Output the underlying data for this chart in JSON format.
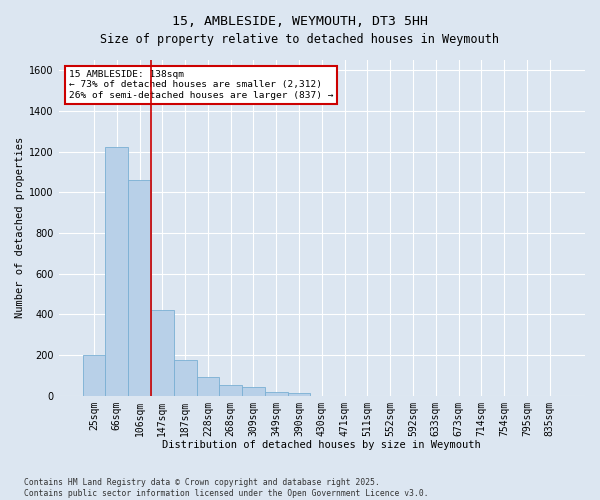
{
  "title": "15, AMBLESIDE, WEYMOUTH, DT3 5HH",
  "subtitle": "Size of property relative to detached houses in Weymouth",
  "xlabel": "Distribution of detached houses by size in Weymouth",
  "ylabel": "Number of detached properties",
  "bar_labels": [
    "25sqm",
    "66sqm",
    "106sqm",
    "147sqm",
    "187sqm",
    "228sqm",
    "268sqm",
    "309sqm",
    "349sqm",
    "390sqm",
    "430sqm",
    "471sqm",
    "511sqm",
    "552sqm",
    "592sqm",
    "633sqm",
    "673sqm",
    "714sqm",
    "754sqm",
    "795sqm",
    "835sqm"
  ],
  "bar_values": [
    200,
    1220,
    1060,
    420,
    175,
    90,
    55,
    45,
    20,
    15,
    0,
    0,
    0,
    0,
    0,
    0,
    0,
    0,
    0,
    0,
    0
  ],
  "bar_color": "#b8d0e8",
  "bar_edge_color": "#7aafd4",
  "background_color": "#dce6f1",
  "plot_bg_color": "#dce6f1",
  "grid_color": "#ffffff",
  "ylim": [
    0,
    1650
  ],
  "yticks": [
    0,
    200,
    400,
    600,
    800,
    1000,
    1200,
    1400,
    1600
  ],
  "red_line_x": 2.5,
  "red_line_color": "#cc0000",
  "annotation_title": "15 AMBLESIDE: 138sqm",
  "annotation_line1": "← 73% of detached houses are smaller (2,312)",
  "annotation_line2": "26% of semi-detached houses are larger (837) →",
  "annotation_box_color": "#ffffff",
  "annotation_border_color": "#cc0000",
  "footnote1": "Contains HM Land Registry data © Crown copyright and database right 2025.",
  "footnote2": "Contains public sector information licensed under the Open Government Licence v3.0.",
  "title_fontsize": 9.5,
  "subtitle_fontsize": 8.5,
  "axis_label_fontsize": 7.5,
  "tick_fontsize": 7,
  "annotation_fontsize": 6.8,
  "footnote_fontsize": 5.8
}
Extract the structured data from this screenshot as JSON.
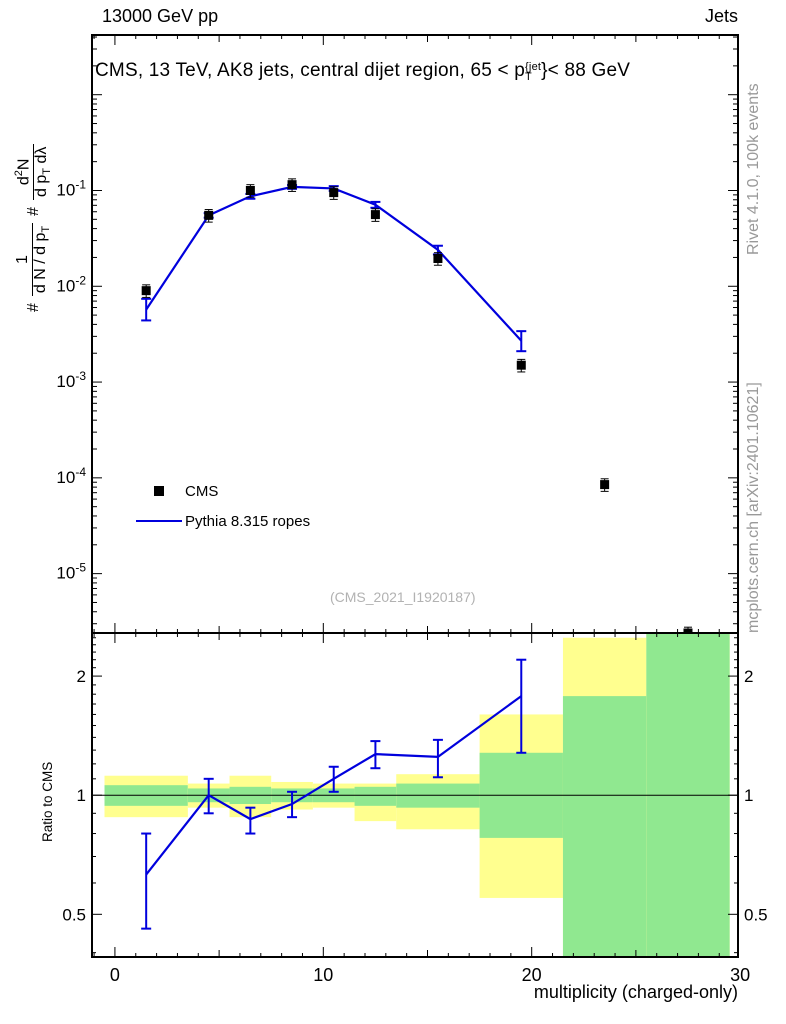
{
  "header": {
    "left": "13000 GeV pp",
    "right": "Jets"
  },
  "title": {
    "pre": "CMS, 13 TeV, AK8 jets, central dijet region, 65 < p",
    "sup": "{jet",
    "sub": "T",
    "post": "}< 88 GeV"
  },
  "ylabel_top": {
    "h1": "#",
    "f1n": "1",
    "f1d_pre": "d N / d p",
    "f1d_sub": "T",
    "h2": "#",
    "f2n_pre": "d",
    "f2n_sup": "2",
    "f2n_post": "N",
    "f2d_pre": "d p",
    "f2d_sub": "T",
    "f2d_post": " dλ"
  },
  "ylabel_ratio": "Ratio to CMS",
  "xlabel": "multiplicity (charged-only)",
  "watermark": "(CMS_2021_I1920187)",
  "side_text_top": "Rivet 4.1.0,  100k events",
  "side_text_bottom": "mcplots.cern.ch [arXiv:2401.10621]",
  "legend": {
    "cms": "CMS",
    "mc": "Pythia 8.315 ropes"
  },
  "colors": {
    "mc_line": "#0000dd",
    "data_marker": "#000000",
    "band_yellow": "#ffff8f",
    "band_green": "#90e890",
    "frame": "#000000",
    "side_text": "#999999"
  },
  "chart_data": {
    "type": "line",
    "title": "CMS, 13 TeV, AK8 jets, central dijet region, 65 < p_T^{jet} < 88 GeV",
    "xlabel": "multiplicity (charged-only)",
    "ylabel": "1/(dN/dp_T) d^2N/(dp_T dlambda)",
    "ylabel_ratio": "Ratio to CMS",
    "x_range": [
      -1.1,
      29.9
    ],
    "x_ticks": [
      0,
      10,
      20,
      30
    ],
    "top_panel": {
      "y_scale": "log",
      "y_range": [
        2.4e-06,
        4.2
      ],
      "y_tick_exponents": [
        -1,
        -2,
        -3,
        -4,
        -5
      ],
      "cms": {
        "name": "CMS",
        "x": [
          1.5,
          4.5,
          6.5,
          8.5,
          10.5,
          12.5,
          15.5,
          19.5,
          23.5,
          27.5
        ],
        "y": [
          0.009,
          0.055,
          0.1,
          0.115,
          0.095,
          0.056,
          0.0195,
          0.0015,
          8.5e-05,
          2.4e-06
        ]
      },
      "mc": {
        "name": "Pythia 8.315 ropes",
        "x": [
          1.5,
          4.5,
          6.5,
          8.5,
          10.5,
          12.5,
          15.5,
          19.5
        ],
        "y": [
          0.0057,
          0.055,
          0.087,
          0.109,
          0.105,
          0.071,
          0.024,
          0.0027
        ],
        "y_lo": [
          0.0044,
          0.052,
          0.082,
          0.104,
          0.099,
          0.066,
          0.0215,
          0.0021
        ],
        "y_hi": [
          0.0074,
          0.058,
          0.092,
          0.114,
          0.111,
          0.076,
          0.0265,
          0.0034
        ]
      }
    },
    "ratio_panel": {
      "y_scale": "log",
      "y_range": [
        0.39,
        2.57
      ],
      "y_ticks": [
        0.5,
        1,
        2
      ],
      "ref_line": 1,
      "mc_ratio": {
        "x": [
          1.5,
          4.5,
          6.5,
          8.5,
          10.5,
          12.5,
          15.5,
          19.5
        ],
        "y": [
          0.63,
          1.0,
          0.87,
          0.95,
          1.1,
          1.27,
          1.25,
          1.78
        ],
        "y_lo": [
          0.46,
          0.9,
          0.8,
          0.88,
          1.02,
          1.17,
          1.11,
          1.28
        ],
        "y_hi": [
          0.8,
          1.1,
          0.93,
          1.02,
          1.18,
          1.37,
          1.38,
          2.2
        ]
      },
      "bands": {
        "edges": [
          -0.5,
          3.5,
          5.5,
          7.5,
          9.5,
          11.5,
          13.5,
          17.5,
          21.5,
          25.5,
          29.5
        ],
        "yellow_lo": [
          0.88,
          0.93,
          0.88,
          0.92,
          0.93,
          0.86,
          0.82,
          0.55,
          0.39,
          0.39
        ],
        "yellow_hi": [
          1.12,
          1.07,
          1.12,
          1.08,
          1.07,
          1.07,
          1.13,
          1.6,
          2.5,
          2.57
        ],
        "green_lo": [
          0.94,
          0.96,
          0.95,
          0.96,
          0.96,
          0.94,
          0.93,
          0.78,
          0.39,
          0.39
        ],
        "green_hi": [
          1.06,
          1.04,
          1.05,
          1.04,
          1.04,
          1.05,
          1.07,
          1.28,
          1.78,
          2.57
        ]
      }
    }
  }
}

----

▸ **REQUIREMENT**
Your task is to repeat the material above exactly, without its pictures.

▸ **FULL SOLUTION**
Output the underlying data for this chart in JSON format.
{
  "title": "15, AMBLESIDE, WEYMOUTH, DT3 5HH",
  "subtitle": "Size of property relative to detached houses in Weymouth",
  "xlabel": "Distribution of detached houses by size in Weymouth",
  "ylabel": "Number of detached properties",
  "bar_labels": [
    "25sqm",
    "66sqm",
    "106sqm",
    "147sqm",
    "187sqm",
    "228sqm",
    "268sqm",
    "309sqm",
    "349sqm",
    "390sqm",
    "430sqm",
    "471sqm",
    "511sqm",
    "552sqm",
    "592sqm",
    "633sqm",
    "673sqm",
    "714sqm",
    "754sqm",
    "795sqm",
    "835sqm"
  ],
  "bar_values": [
    200,
    1220,
    1060,
    420,
    175,
    90,
    55,
    45,
    20,
    15,
    0,
    0,
    0,
    0,
    0,
    0,
    0,
    0,
    0,
    0,
    0
  ],
  "bar_color": "#b8d0e8",
  "bar_edge_color": "#7aafd4",
  "background_color": "#dce6f1",
  "plot_bg_color": "#dce6f1",
  "grid_color": "#ffffff",
  "ylim": [
    0,
    1650
  ],
  "yticks": [
    0,
    200,
    400,
    600,
    800,
    1000,
    1200,
    1400,
    1600
  ],
  "red_line_x": 2.5,
  "red_line_color": "#cc0000",
  "annotation_title": "15 AMBLESIDE: 138sqm",
  "annotation_line1": "← 73% of detached houses are smaller (2,312)",
  "annotation_line2": "26% of semi-detached houses are larger (837) →",
  "annotation_box_color": "#ffffff",
  "annotation_border_color": "#cc0000",
  "footnote1": "Contains HM Land Registry data © Crown copyright and database right 2025.",
  "footnote2": "Contains public sector information licensed under the Open Government Licence v3.0.",
  "title_fontsize": 9.5,
  "subtitle_fontsize": 8.5,
  "axis_label_fontsize": 7.5,
  "tick_fontsize": 7,
  "annotation_fontsize": 6.8,
  "footnote_fontsize": 5.8
}
Extract the structured data from this screenshot as JSON.
{
  "header": {
    "left": "13000 GeV pp",
    "right": "Jets"
  },
  "title": {
    "pre": "CMS, 13 TeV, AK8 jets, central dijet region, 65 < p",
    "sup": "{jet",
    "sub": "T",
    "post": "}< 88 GeV"
  },
  "ylabel_top": {
    "h1": "#",
    "f1n": "1",
    "f1d_pre": "d N / d p",
    "f1d_sub": "T",
    "h2": "#",
    "f2n_pre": "d",
    "f2n_sup": "2",
    "f2n_post": "N",
    "f2d_pre": "d p",
    "f2d_sub": "T",
    "f2d_post": " dλ"
  },
  "ylabel_ratio": "Ratio to CMS",
  "xlabel": "multiplicity (charged-only)",
  "watermark": "(CMS_2021_I1920187)",
  "side_text_top": "Rivet 4.1.0,  100k events",
  "side_text_bottom": "mcplots.cern.ch [arXiv:2401.10621]",
  "legend": {
    "cms": "CMS",
    "mc": "Pythia 8.315 ropes"
  },
  "colors": {
    "mc_line": "#0000dd",
    "data_marker": "#000000",
    "band_yellow": "#ffff8f",
    "band_green": "#90e890",
    "frame": "#000000",
    "side_text": "#999999"
  },
  "chart_data": {
    "type": "line",
    "title": "CMS, 13 TeV, AK8 jets, central dijet region, 65 < p_T^{jet} < 88 GeV",
    "xlabel": "multiplicity (charged-only)",
    "ylabel": "1/(dN/dp_T) d^2N/(dp_T dlambda)",
    "ylabel_ratio": "Ratio to CMS",
    "x_range": [
      -1.1,
      29.9
    ],
    "x_ticks": [
      0,
      10,
      20,
      30
    ],
    "top_panel": {
      "y_scale": "log",
      "y_range": [
        2.4e-06,
        4.2
      ],
      "y_tick_exponents": [
        -1,
        -2,
        -3,
        -4,
        -5
      ],
      "cms": {
        "name": "CMS",
        "x": [
          1.5,
          4.5,
          6.5,
          8.5,
          10.5,
          12.5,
          15.5,
          19.5,
          23.5,
          27.5
        ],
        "y": [
          0.009,
          0.055,
          0.1,
          0.115,
          0.095,
          0.056,
          0.0195,
          0.0015,
          8.5e-05,
          2.4e-06
        ]
      },
      "mc": {
        "name": "Pythia 8.315 ropes",
        "x": [
          1.5,
          4.5,
          6.5,
          8.5,
          10.5,
          12.5,
          15.5,
          19.5
        ],
        "y": [
          0.0057,
          0.055,
          0.087,
          0.109,
          0.105,
          0.071,
          0.024,
          0.0027
        ],
        "y_lo": [
          0.0044,
          0.052,
          0.082,
          0.104,
          0.099,
          0.066,
          0.0215,
          0.0021
        ],
        "y_hi": [
          0.0074,
          0.058,
          0.092,
          0.114,
          0.111,
          0.076,
          0.0265,
          0.0034
        ]
      }
    },
    "ratio_panel": {
      "y_scale": "log",
      "y_range": [
        0.39,
        2.57
      ],
      "y_ticks": [
        0.5,
        1,
        2
      ],
      "ref_line": 1,
      "mc_ratio": {
        "x": [
          1.5,
          4.5,
          6.5,
          8.5,
          10.5,
          12.5,
          15.5,
          19.5
        ],
        "y": [
          0.63,
          1.0,
          0.87,
          0.95,
          1.1,
          1.27,
          1.25,
          1.78
        ],
        "y_lo": [
          0.46,
          0.9,
          0.8,
          0.88,
          1.02,
          1.17,
          1.11,
          1.28
        ],
        "y_hi": [
          0.8,
          1.1,
          0.93,
          1.02,
          1.18,
          1.37,
          1.38,
          2.2
        ]
      },
      "bands": {
        "edges": [
          -0.5,
          3.5,
          5.5,
          7.5,
          9.5,
          11.5,
          13.5,
          17.5,
          21.5,
          25.5,
          29.5
        ],
        "yellow_lo": [
          0.88,
          0.93,
          0.88,
          0.92,
          0.93,
          0.86,
          0.82,
          0.55,
          0.39,
          0.39
        ],
        "yellow_hi": [
          1.12,
          1.07,
          1.12,
          1.08,
          1.07,
          1.07,
          1.13,
          1.6,
          2.5,
          2.57
        ],
        "green_lo": [
          0.94,
          0.96,
          0.95,
          0.96,
          0.96,
          0.94,
          0.93,
          0.78,
          0.39,
          0.39
        ],
        "green_hi": [
          1.06,
          1.04,
          1.05,
          1.04,
          1.04,
          1.05,
          1.07,
          1.28,
          1.78,
          2.57
        ]
      }
    }
  }
}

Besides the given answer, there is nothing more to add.